> What you have to do
Could you please repeat the entries below word for word, with the images left out?

> Material shown

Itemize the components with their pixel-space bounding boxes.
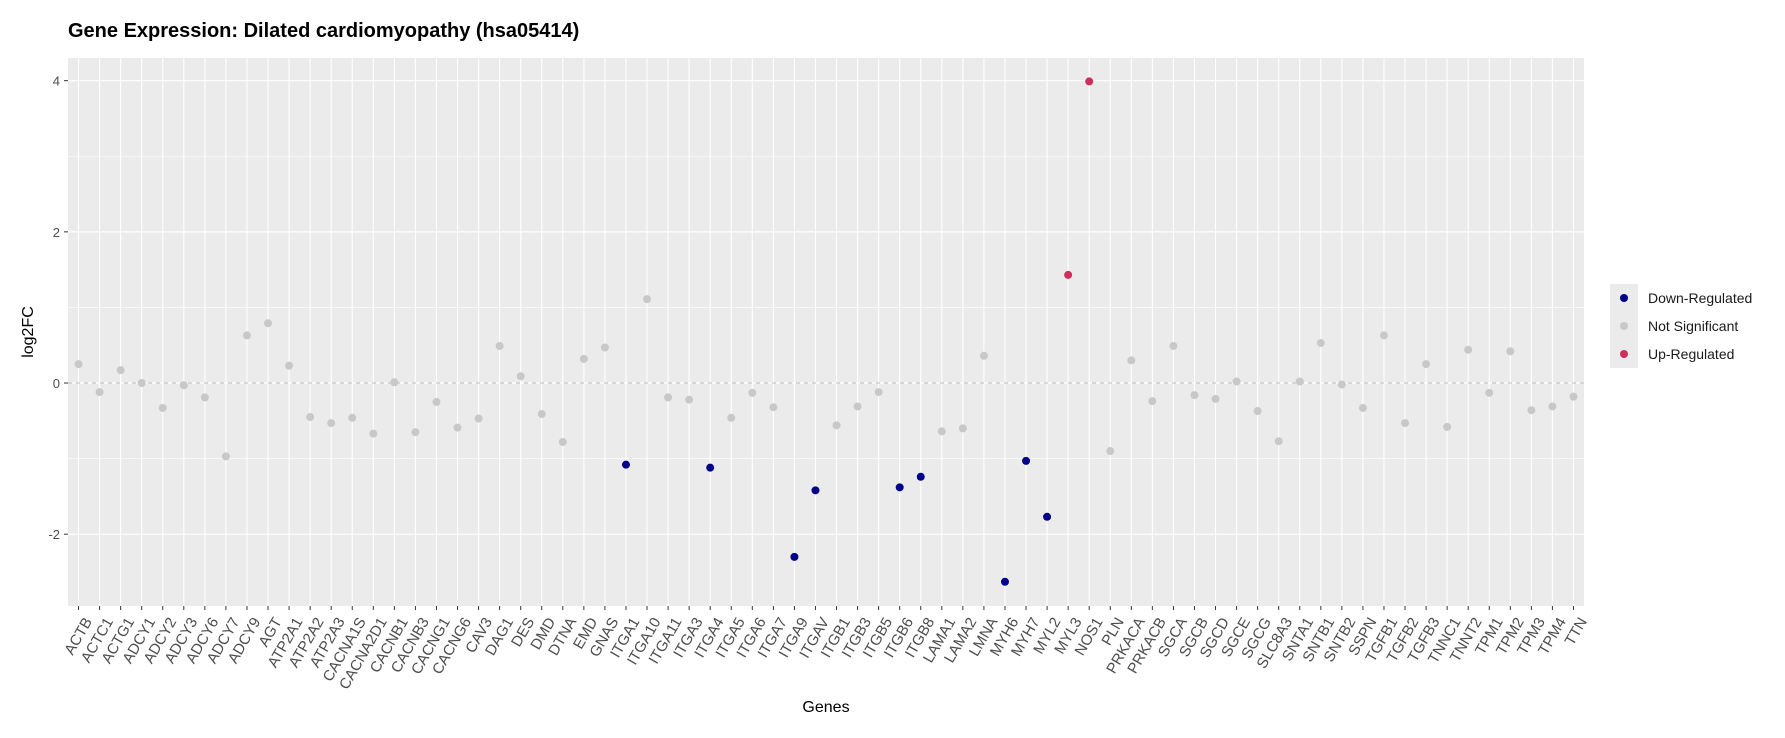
data-point-dmd: [537, 410, 546, 419]
data-point-atp2a1: [285, 361, 294, 370]
data-point-ttn: [1569, 392, 1578, 401]
data-point-myl2: [1043, 512, 1052, 521]
data-point-sgcd: [1211, 394, 1220, 403]
legend-key: [1610, 312, 1638, 340]
data-point-actc1: [95, 388, 104, 397]
data-point-dtna: [558, 437, 567, 446]
chart-title: Gene Expression: Dilated cardiomyopathy …: [68, 20, 580, 42]
data-point-gnas: [600, 343, 609, 352]
data-point-cacnb1: [390, 378, 399, 387]
y-tick-label: 4: [53, 74, 60, 89]
data-point-itga6: [748, 388, 757, 397]
data-point-itga9: [790, 552, 799, 561]
data-point-myh6: [1000, 577, 1009, 586]
y-tick-label: -2: [48, 527, 60, 542]
data-point-prkacb: [1148, 397, 1157, 406]
data-point-cacng1: [432, 397, 441, 406]
data-point-itgb8: [916, 472, 925, 481]
data-point-adcy1: [137, 379, 146, 388]
data-point-tpm3: [1527, 406, 1536, 415]
legend-label: Up-Regulated: [1648, 346, 1735, 362]
data-point-itgb3: [853, 402, 862, 411]
data-point-sntb2: [1337, 380, 1346, 389]
data-points: [74, 77, 1578, 586]
y-axis-label: log2FC: [20, 306, 37, 358]
data-point-itgb1: [832, 421, 841, 430]
data-point-slc8a3: [1274, 437, 1283, 446]
data-point-itga3: [685, 395, 694, 404]
data-point-prkaca: [1127, 356, 1136, 365]
data-point-sgca: [1169, 341, 1178, 350]
data-point-adcy6: [200, 393, 209, 402]
data-point-lama2: [958, 424, 967, 433]
data-point-tgfb3: [1422, 360, 1431, 369]
data-point-itga5: [727, 413, 736, 422]
data-point-atp2a3: [327, 419, 336, 428]
legend-dot-up-regulated: [1620, 350, 1628, 358]
y-axis-ticks: -2 0 2 4: [48, 74, 68, 542]
data-point-cacng6: [453, 423, 462, 432]
data-point-itgav: [811, 486, 820, 495]
y-tick-label: 0: [53, 376, 60, 391]
data-point-cacnb3: [411, 428, 420, 437]
data-point-tpm4: [1548, 402, 1557, 411]
data-point-sgcb: [1190, 391, 1199, 400]
data-point-tnnt2: [1464, 345, 1473, 354]
data-point-tpm1: [1485, 388, 1494, 397]
data-point-snta1: [1295, 377, 1304, 386]
data-point-tgfb1: [1379, 331, 1388, 340]
data-point-adcy2: [158, 403, 167, 412]
data-point-itga11: [664, 393, 673, 402]
legend-label: Not Significant: [1648, 318, 1739, 334]
data-point-actb: [74, 360, 83, 369]
data-point-sgce: [1232, 377, 1241, 386]
y-tick-label: 2: [53, 225, 60, 240]
data-point-pln: [1106, 447, 1115, 456]
data-point-lmna: [979, 351, 988, 360]
data-point-cacna1s: [348, 413, 357, 422]
data-point-emd: [579, 354, 588, 363]
data-point-agt: [264, 319, 273, 328]
data-point-itgb5: [874, 388, 883, 397]
legend-key: [1610, 340, 1638, 368]
data-point-adcy3: [179, 381, 188, 390]
data-point-itga7: [769, 403, 778, 412]
data-point-sntb1: [1316, 338, 1325, 347]
data-point-tpm2: [1506, 347, 1515, 356]
x-axis-label: Genes: [802, 699, 849, 716]
legend-label: Down-Regulated: [1648, 290, 1753, 306]
data-point-myh7: [1022, 456, 1031, 465]
data-point-sgcg: [1253, 406, 1262, 415]
data-point-itga1: [621, 460, 630, 469]
data-point-itga4: [706, 463, 715, 472]
data-point-lama1: [937, 427, 946, 436]
data-point-cacna2d1: [369, 429, 378, 438]
data-point-dag1: [495, 341, 504, 350]
data-point-adcy9: [242, 331, 251, 340]
grid-lines: [68, 58, 1584, 606]
data-point-sspn: [1358, 403, 1367, 412]
legend-dot-not-significant: [1620, 322, 1628, 330]
data-point-des: [516, 372, 525, 381]
data-point-atp2a2: [306, 413, 315, 422]
data-point-tnnc1: [1443, 422, 1452, 431]
data-point-nos1: [1085, 77, 1094, 86]
data-point-myl3: [1064, 270, 1073, 279]
x-axis-ticks: ACTBACTC1ACTG1ADCY1ADCY2ADCY3ADCY6ADCY7A…: [61, 606, 1591, 693]
plot-panel: [68, 58, 1584, 606]
data-point-actg1: [116, 366, 125, 375]
legend-dot-down-regulated: [1620, 294, 1628, 302]
data-point-adcy7: [221, 452, 230, 461]
data-point-itgb6: [895, 483, 904, 492]
data-point-tgfb2: [1401, 419, 1410, 428]
x-tick-label: TTN: [1562, 615, 1591, 649]
data-point-cav3: [474, 414, 483, 423]
legend-key: [1610, 284, 1638, 312]
data-point-itga10: [643, 295, 652, 304]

> Your response
Itemize the components with their pixel-space bounding boxes.
data-point-dmd: [537, 410, 546, 419]
data-point-atp2a1: [285, 361, 294, 370]
data-point-ttn: [1569, 392, 1578, 401]
data-point-myl2: [1043, 512, 1052, 521]
data-point-sgcd: [1211, 394, 1220, 403]
legend-key: [1610, 312, 1638, 340]
data-point-actc1: [95, 388, 104, 397]
data-point-dtna: [558, 437, 567, 446]
chart-title: Gene Expression: Dilated cardiomyopathy …: [68, 20, 580, 42]
data-point-gnas: [600, 343, 609, 352]
data-point-cacnb1: [390, 378, 399, 387]
y-tick-label: 4: [53, 74, 60, 89]
data-point-itga6: [748, 388, 757, 397]
data-point-itga9: [790, 552, 799, 561]
data-point-myh6: [1000, 577, 1009, 586]
y-tick-label: -2: [48, 527, 60, 542]
data-point-prkacb: [1148, 397, 1157, 406]
data-point-cacng1: [432, 397, 441, 406]
data-point-itgb8: [916, 472, 925, 481]
data-point-adcy1: [137, 379, 146, 388]
data-point-tpm3: [1527, 406, 1536, 415]
legend-label: Up-Regulated: [1648, 346, 1735, 362]
data-point-itgb3: [853, 402, 862, 411]
data-point-sntb2: [1337, 380, 1346, 389]
data-points: [74, 77, 1578, 586]
y-axis-label: log2FC: [20, 306, 37, 358]
data-point-itgb1: [832, 421, 841, 430]
data-point-slc8a3: [1274, 437, 1283, 446]
data-point-itga3: [685, 395, 694, 404]
data-point-prkaca: [1127, 356, 1136, 365]
data-point-sgca: [1169, 341, 1178, 350]
data-point-adcy6: [200, 393, 209, 402]
data-point-lama2: [958, 424, 967, 433]
data-point-tgfb3: [1422, 360, 1431, 369]
data-point-itga5: [727, 413, 736, 422]
data-point-atp2a3: [327, 419, 336, 428]
legend-dot-up-regulated: [1620, 350, 1628, 358]
y-axis-ticks: -2 0 2 4: [48, 74, 68, 542]
data-point-cacng6: [453, 423, 462, 432]
data-point-itgav: [811, 486, 820, 495]
y-tick-label: 0: [53, 376, 60, 391]
data-point-cacnb3: [411, 428, 420, 437]
data-point-tpm4: [1548, 402, 1557, 411]
data-point-sgcb: [1190, 391, 1199, 400]
data-point-tnnt2: [1464, 345, 1473, 354]
data-point-tpm1: [1485, 388, 1494, 397]
data-point-snta1: [1295, 377, 1304, 386]
data-point-tgfb1: [1379, 331, 1388, 340]
data-point-adcy2: [158, 403, 167, 412]
data-point-itga11: [664, 393, 673, 402]
legend-label: Not Significant: [1648, 318, 1739, 334]
data-point-actb: [74, 360, 83, 369]
data-point-sgce: [1232, 377, 1241, 386]
y-tick-label: 2: [53, 225, 60, 240]
data-point-pln: [1106, 447, 1115, 456]
data-point-lmna: [979, 351, 988, 360]
data-point-cacna1s: [348, 413, 357, 422]
data-point-emd: [579, 354, 588, 363]
data-point-agt: [264, 319, 273, 328]
data-point-itgb5: [874, 388, 883, 397]
legend-key: [1610, 340, 1638, 368]
data-point-adcy3: [179, 381, 188, 390]
data-point-itga7: [769, 403, 778, 412]
data-point-sntb1: [1316, 338, 1325, 347]
data-point-tpm2: [1506, 347, 1515, 356]
x-axis-label: Genes: [802, 699, 849, 716]
legend-label: Down-Regulated: [1648, 290, 1753, 306]
data-point-myh7: [1022, 456, 1031, 465]
data-point-sgcg: [1253, 406, 1262, 415]
data-point-itga1: [621, 460, 630, 469]
data-point-itga4: [706, 463, 715, 472]
data-point-lama1: [937, 427, 946, 436]
data-point-cacna2d1: [369, 429, 378, 438]
data-point-dag1: [495, 341, 504, 350]
data-point-adcy9: [242, 331, 251, 340]
grid-lines: [68, 58, 1584, 606]
data-point-sspn: [1358, 403, 1367, 412]
legend-dot-not-significant: [1620, 322, 1628, 330]
data-point-des: [516, 372, 525, 381]
data-point-atp2a2: [306, 413, 315, 422]
data-point-tnnc1: [1443, 422, 1452, 431]
data-point-nos1: [1085, 77, 1094, 86]
data-point-myl3: [1064, 270, 1073, 279]
x-axis-ticks: ACTBACTC1ACTG1ADCY1ADCY2ADCY3ADCY6ADCY7A…: [61, 606, 1591, 693]
plot-panel: [68, 58, 1584, 606]
data-point-actg1: [116, 366, 125, 375]
legend-dot-down-regulated: [1620, 294, 1628, 302]
data-point-adcy7: [221, 452, 230, 461]
data-point-itgb6: [895, 483, 904, 492]
data-point-tgfb2: [1401, 419, 1410, 428]
x-tick-label: TTN: [1562, 615, 1591, 649]
data-point-cav3: [474, 414, 483, 423]
legend-key: [1610, 284, 1638, 312]
data-point-itga10: [643, 295, 652, 304]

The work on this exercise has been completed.